"""
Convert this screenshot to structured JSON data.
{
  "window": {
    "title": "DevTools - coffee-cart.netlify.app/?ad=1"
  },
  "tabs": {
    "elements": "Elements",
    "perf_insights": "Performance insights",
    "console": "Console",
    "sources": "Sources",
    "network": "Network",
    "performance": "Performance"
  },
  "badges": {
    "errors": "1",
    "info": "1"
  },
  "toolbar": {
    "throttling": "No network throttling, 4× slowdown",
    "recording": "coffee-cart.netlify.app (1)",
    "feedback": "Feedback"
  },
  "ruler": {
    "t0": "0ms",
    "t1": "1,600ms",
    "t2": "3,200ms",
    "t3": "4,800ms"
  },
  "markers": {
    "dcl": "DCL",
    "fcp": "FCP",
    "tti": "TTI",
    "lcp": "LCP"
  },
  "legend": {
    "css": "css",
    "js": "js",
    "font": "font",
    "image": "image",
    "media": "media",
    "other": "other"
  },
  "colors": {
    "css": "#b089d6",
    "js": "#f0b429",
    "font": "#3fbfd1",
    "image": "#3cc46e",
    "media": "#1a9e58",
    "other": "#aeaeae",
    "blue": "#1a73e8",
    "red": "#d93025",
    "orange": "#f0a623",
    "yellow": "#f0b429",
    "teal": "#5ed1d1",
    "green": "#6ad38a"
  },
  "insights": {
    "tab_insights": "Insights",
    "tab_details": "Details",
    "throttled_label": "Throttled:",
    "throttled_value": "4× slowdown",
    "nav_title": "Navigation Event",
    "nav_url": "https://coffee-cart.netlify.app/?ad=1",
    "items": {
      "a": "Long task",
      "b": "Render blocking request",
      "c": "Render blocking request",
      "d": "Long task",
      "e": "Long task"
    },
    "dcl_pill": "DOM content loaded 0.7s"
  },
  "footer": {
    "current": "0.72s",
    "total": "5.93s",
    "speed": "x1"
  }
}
"""
§ **Exercise brief**:
Collect each line containing the string "Performance".

§ **Result below**:
    "perf_insights": "Performance insights",
    "performance": "Performance"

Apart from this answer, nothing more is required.